__Given problem A__.
Retype the mailing-list excerpt from "Jörn Engel Aug." to "missing something here?".

__Excerpt__.
┌──

Jörn Engel Aug. 22, 2023, 3:16 a.m. UTC | #2

On Tue, Aug 22, 2023 at 09:56:38AM +0800, Huang, Ying wrote:
> 
> ERST is mainly used to log the hardware error.  While, hardware error
> may be reported via NMI (e.g., ACPI APEI GHES NMI), so we need to call
> ERST functions in NMI handlers.  Where normal spinlock cannot be used
> because they will be converted to sleepable rt_mutex in RT kernel.

Non-sleeping spinlocks cannot be used in NMI context either.
raw_spin_lock_irqsave() will prevent regular interrupts, but not NMI.
So taking a spinlock inside an NMI can trigger a deadlock.

Am I missing something here?

Jörn

--
All art is but imitation of nature.
-- Lucius Annaeus Seneca

Uday Shankar Aug. 22, 2023, 11:45 p.m. UTC | #3

On Mon, Aug 21, 2023 at 08:16:05PM -0700, Jörn Engel wrote:
> On Tue, Aug 22, 2023 at 09:56:38AM +0800, Huang, Ying wrote:
> > 
> > ERST is mainly used to log the hardware error.  While, hardware error
> > may be reported via NMI (e.g., ACPI APEI GHES NMI), so we need to call
> > ERST functions in NMI handlers.  Where normal spinlock cannot be used
> > because they will be converted to sleepable rt_mutex in RT kernel.
> 
> Non-sleeping spinlocks cannot be used in NMI context either.
> raw_spin_lock_irqsave() will prevent regular interrupts, but not NMI.

└──

__Given problem B__.
In the first block of rows, convert the lines from the line with "table-cell: 18 <box>204 911 241 953</box>" to the line with "q13-stem: 13．一定条件下，在一个密闭容器内发生某反应，测得反应前后各物质的质量见下表，下列说法中正确的是（ ）" into a JSON list of strings, one string per line, leaving out blank lines.

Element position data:
┌──

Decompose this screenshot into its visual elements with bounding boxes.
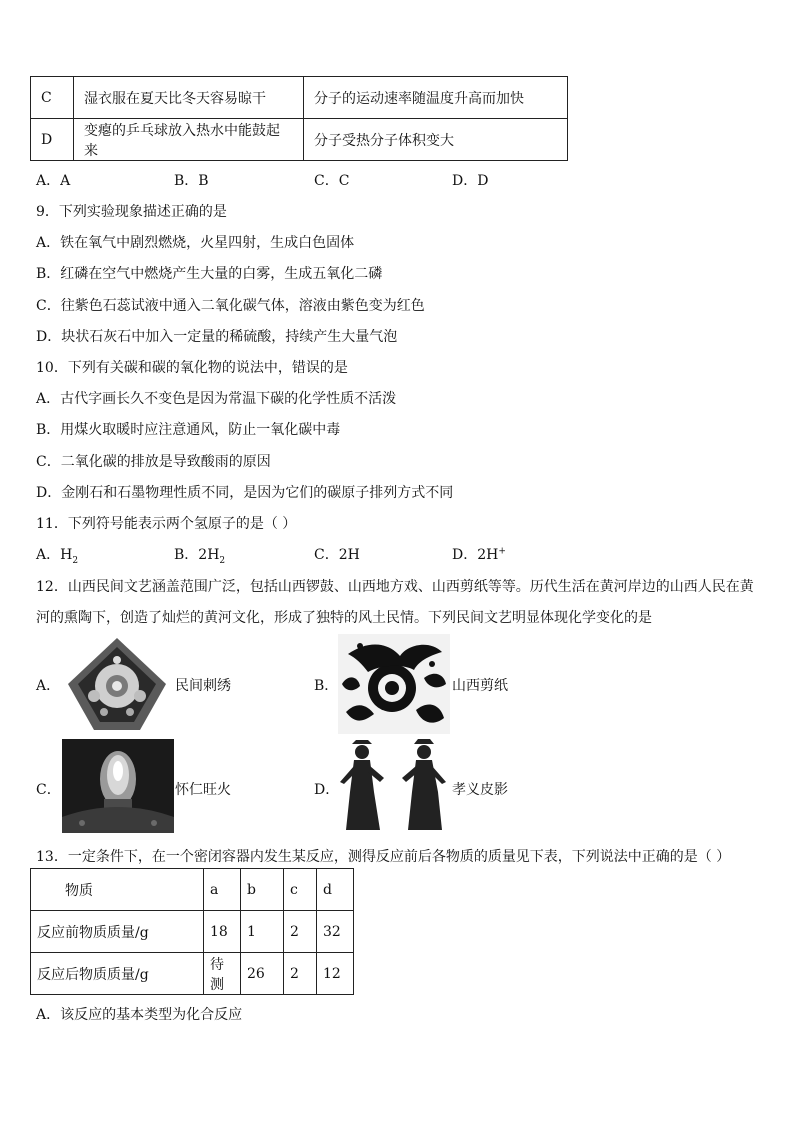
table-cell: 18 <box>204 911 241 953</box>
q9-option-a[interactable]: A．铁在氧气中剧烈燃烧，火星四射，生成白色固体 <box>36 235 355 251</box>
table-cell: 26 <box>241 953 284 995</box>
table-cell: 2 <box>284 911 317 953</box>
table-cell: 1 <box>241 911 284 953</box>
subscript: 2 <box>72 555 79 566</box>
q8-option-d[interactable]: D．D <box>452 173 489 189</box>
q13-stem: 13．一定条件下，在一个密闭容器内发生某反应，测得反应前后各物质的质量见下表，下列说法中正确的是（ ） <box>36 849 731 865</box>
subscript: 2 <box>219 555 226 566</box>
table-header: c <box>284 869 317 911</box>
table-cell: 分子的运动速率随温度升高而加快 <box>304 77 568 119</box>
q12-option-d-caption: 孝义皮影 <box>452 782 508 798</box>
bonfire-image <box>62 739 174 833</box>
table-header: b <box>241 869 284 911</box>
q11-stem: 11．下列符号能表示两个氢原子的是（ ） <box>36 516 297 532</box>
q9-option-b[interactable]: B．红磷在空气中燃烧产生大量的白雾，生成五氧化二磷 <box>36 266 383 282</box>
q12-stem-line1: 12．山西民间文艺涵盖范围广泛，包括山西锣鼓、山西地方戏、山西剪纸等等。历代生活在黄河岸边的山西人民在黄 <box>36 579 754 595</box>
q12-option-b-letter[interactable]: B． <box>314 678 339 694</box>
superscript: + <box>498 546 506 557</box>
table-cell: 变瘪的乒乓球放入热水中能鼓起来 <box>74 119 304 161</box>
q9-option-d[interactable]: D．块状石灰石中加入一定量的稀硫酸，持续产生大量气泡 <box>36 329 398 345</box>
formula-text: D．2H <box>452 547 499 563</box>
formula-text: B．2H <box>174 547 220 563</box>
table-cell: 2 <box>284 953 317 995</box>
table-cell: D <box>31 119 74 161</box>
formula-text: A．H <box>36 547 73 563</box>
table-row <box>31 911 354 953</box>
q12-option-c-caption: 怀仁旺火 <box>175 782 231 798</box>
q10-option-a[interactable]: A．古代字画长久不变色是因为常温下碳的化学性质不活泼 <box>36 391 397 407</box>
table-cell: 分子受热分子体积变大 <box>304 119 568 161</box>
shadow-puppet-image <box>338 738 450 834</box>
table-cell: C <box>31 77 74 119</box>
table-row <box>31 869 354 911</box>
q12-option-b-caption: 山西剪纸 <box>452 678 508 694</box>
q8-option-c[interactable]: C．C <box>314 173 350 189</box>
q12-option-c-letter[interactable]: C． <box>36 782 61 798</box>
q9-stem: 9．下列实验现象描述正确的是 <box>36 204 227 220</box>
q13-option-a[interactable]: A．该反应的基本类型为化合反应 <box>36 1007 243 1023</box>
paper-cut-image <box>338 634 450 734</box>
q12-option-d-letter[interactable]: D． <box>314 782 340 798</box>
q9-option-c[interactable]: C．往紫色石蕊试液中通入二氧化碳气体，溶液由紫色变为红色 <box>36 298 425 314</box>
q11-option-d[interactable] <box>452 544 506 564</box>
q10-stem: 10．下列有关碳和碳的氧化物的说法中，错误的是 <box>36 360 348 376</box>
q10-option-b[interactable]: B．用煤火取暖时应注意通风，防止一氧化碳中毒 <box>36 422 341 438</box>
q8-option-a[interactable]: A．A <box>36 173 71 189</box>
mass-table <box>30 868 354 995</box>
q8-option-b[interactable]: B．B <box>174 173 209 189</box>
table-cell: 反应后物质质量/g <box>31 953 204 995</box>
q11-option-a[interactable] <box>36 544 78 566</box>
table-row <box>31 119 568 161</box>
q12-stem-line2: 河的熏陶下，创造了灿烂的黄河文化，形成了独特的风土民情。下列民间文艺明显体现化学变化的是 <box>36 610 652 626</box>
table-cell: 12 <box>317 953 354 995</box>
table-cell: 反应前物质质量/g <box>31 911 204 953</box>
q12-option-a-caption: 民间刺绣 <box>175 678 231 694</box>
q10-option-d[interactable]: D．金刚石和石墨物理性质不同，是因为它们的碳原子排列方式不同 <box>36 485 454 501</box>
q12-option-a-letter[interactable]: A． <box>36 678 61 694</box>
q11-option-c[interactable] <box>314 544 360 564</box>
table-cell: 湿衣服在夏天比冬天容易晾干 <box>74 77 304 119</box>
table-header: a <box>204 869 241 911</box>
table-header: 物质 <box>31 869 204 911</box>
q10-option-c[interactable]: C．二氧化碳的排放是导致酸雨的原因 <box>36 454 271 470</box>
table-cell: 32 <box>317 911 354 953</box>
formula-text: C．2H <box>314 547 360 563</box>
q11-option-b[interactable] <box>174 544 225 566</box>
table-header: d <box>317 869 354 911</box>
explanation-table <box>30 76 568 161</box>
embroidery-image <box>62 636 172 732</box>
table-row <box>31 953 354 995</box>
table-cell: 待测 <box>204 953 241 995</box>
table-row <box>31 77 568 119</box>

└──
┌──

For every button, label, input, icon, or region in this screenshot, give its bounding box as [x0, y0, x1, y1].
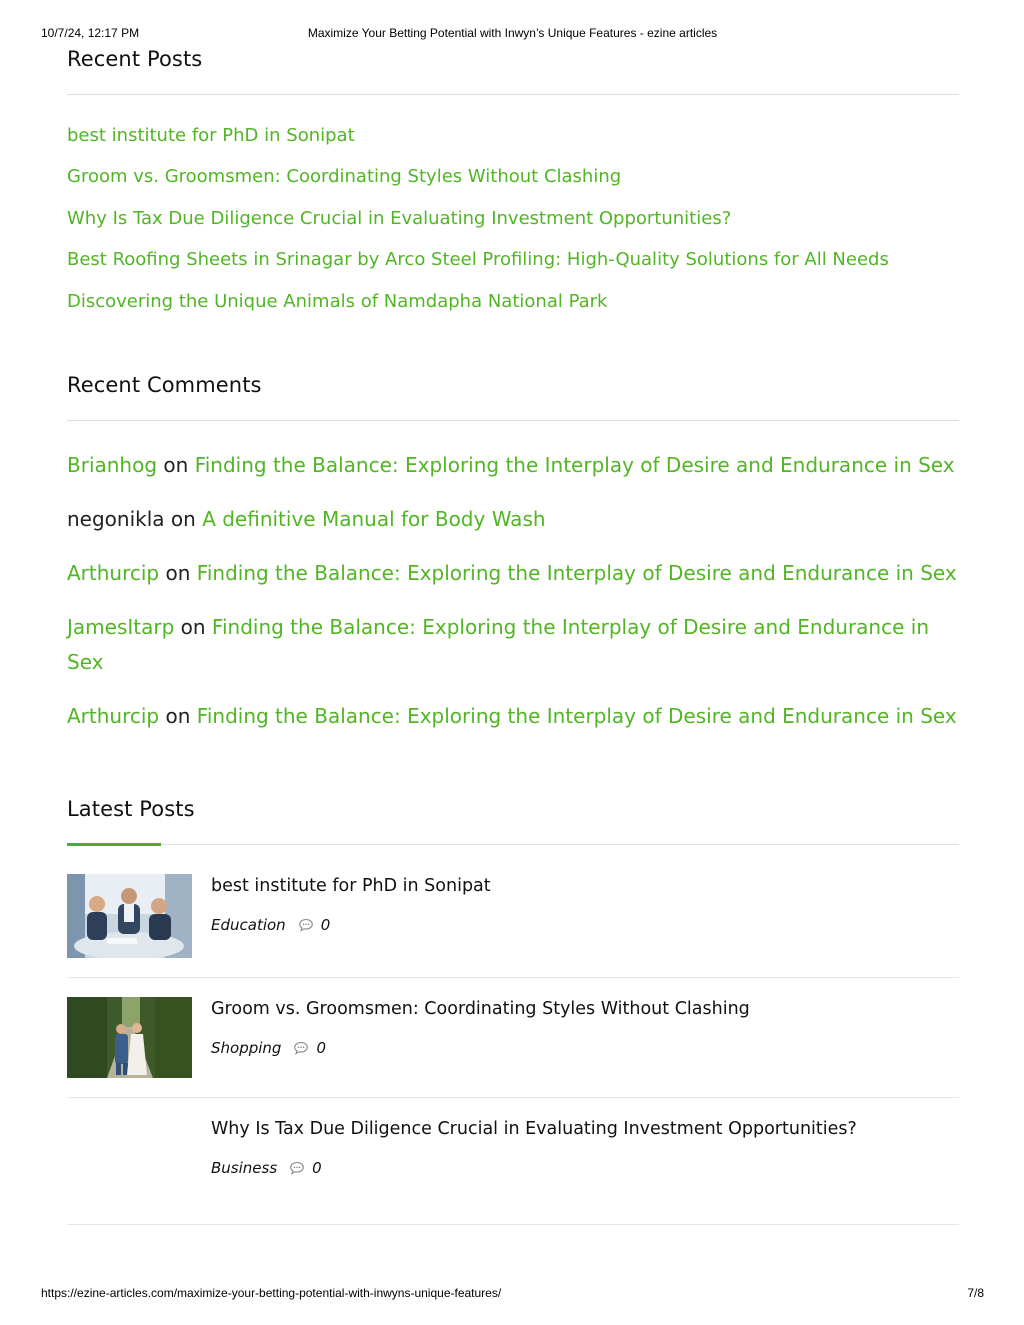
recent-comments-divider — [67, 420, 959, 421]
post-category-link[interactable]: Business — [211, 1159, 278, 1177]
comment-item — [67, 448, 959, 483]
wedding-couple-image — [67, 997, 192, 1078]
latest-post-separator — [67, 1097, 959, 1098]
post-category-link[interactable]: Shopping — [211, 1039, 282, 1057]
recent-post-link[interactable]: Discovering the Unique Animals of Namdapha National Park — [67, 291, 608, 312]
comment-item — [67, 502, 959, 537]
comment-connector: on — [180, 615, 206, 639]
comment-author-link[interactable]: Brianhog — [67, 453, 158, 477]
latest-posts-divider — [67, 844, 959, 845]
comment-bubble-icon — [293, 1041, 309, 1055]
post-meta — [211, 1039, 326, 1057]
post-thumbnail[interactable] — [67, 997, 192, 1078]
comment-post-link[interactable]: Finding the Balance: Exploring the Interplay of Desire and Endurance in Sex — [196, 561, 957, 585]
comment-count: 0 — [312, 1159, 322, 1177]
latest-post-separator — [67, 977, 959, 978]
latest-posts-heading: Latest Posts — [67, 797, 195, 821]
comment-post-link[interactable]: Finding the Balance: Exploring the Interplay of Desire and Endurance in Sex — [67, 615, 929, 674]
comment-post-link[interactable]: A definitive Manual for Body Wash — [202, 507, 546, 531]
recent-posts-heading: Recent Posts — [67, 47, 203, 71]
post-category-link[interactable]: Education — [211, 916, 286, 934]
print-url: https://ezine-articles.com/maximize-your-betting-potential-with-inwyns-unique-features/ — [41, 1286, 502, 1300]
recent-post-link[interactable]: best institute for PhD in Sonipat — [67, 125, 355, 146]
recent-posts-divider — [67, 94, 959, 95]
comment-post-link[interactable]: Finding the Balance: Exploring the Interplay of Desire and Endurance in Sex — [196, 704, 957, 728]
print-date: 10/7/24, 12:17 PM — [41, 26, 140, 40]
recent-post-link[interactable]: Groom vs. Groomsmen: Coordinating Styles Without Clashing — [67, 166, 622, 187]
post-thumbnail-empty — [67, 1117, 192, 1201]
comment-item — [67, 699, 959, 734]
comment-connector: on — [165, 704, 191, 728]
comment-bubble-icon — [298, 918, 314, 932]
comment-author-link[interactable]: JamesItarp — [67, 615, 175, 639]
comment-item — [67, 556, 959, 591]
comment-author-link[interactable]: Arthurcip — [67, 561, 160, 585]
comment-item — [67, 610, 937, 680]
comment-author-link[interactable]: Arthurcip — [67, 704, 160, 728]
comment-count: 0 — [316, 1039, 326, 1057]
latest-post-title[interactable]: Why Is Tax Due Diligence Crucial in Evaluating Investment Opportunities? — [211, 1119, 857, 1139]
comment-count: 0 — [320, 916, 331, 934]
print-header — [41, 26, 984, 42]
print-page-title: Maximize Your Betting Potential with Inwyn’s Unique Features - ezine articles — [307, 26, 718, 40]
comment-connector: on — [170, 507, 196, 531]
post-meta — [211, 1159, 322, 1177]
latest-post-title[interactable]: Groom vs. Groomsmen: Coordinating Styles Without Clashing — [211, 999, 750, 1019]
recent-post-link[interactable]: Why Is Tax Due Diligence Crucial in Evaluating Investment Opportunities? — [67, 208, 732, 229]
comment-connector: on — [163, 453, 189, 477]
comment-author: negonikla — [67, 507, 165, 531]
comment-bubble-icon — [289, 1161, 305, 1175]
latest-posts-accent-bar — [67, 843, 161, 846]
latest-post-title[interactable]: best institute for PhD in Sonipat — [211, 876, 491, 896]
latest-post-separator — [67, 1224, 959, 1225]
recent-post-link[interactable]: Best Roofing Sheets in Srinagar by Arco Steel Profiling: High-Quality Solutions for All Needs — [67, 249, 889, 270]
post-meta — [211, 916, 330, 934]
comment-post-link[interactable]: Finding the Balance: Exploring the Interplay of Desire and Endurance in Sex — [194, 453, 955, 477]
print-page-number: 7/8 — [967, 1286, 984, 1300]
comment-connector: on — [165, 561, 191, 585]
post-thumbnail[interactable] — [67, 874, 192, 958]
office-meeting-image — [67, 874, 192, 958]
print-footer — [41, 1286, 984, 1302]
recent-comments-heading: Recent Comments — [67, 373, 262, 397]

└──

__Expected answer A__.
Jörn Engel Aug. 22, 2023, 3:16 a.m. UTC | #2

On Tue, Aug 22, 2023 at 09:56:38AM +0800, Huang, Ying wrote:
> 
> ERST is mainly used to log the hardware error.  While, hardware error
> may be reported via NMI (e.g., ACPI APEI GHES NMI), so we need to call
> ERST functions in NMI handlers.  Where normal spinlock cannot be used
> because they will be converted to sleepable rt_mutex in RT kernel.

Non-sleeping spinlocks cannot be used in NMI context either.
raw_spin_lock_irqsave() will prevent regular interrupts, but not NMI.
So taking a spinlock inside an NMI can trigger a deadlock.

Am I missing something here?

__Expected answer B__.
[
  "table-cell: 18 <box>204 911 241 953</box>",
  "q9-option-a[interactable]: A．铁在氧气中剧烈燃烧，火星四射，生成白色固体 <box>36 235 355 251</box>",
  "table-cell: 26 <box>241 953 284 995</box>",
  "table-cell: 2 <box>284 911 317 953</box>",
  "table-cell: 1 <box>241 911 284 953</box>",
  "subscript: 2 <box>72 555 79 566</box>",
  "q8-option-d[interactable]: D．D <box>452 173 489 189</box>",
  "q13-stem: 13．一定条件下，在一个密闭容器内发生某反应，测得反应前后各物质的质量见下表，下列说法中正确的是（ ） <box>36 849 731 865</box>"
]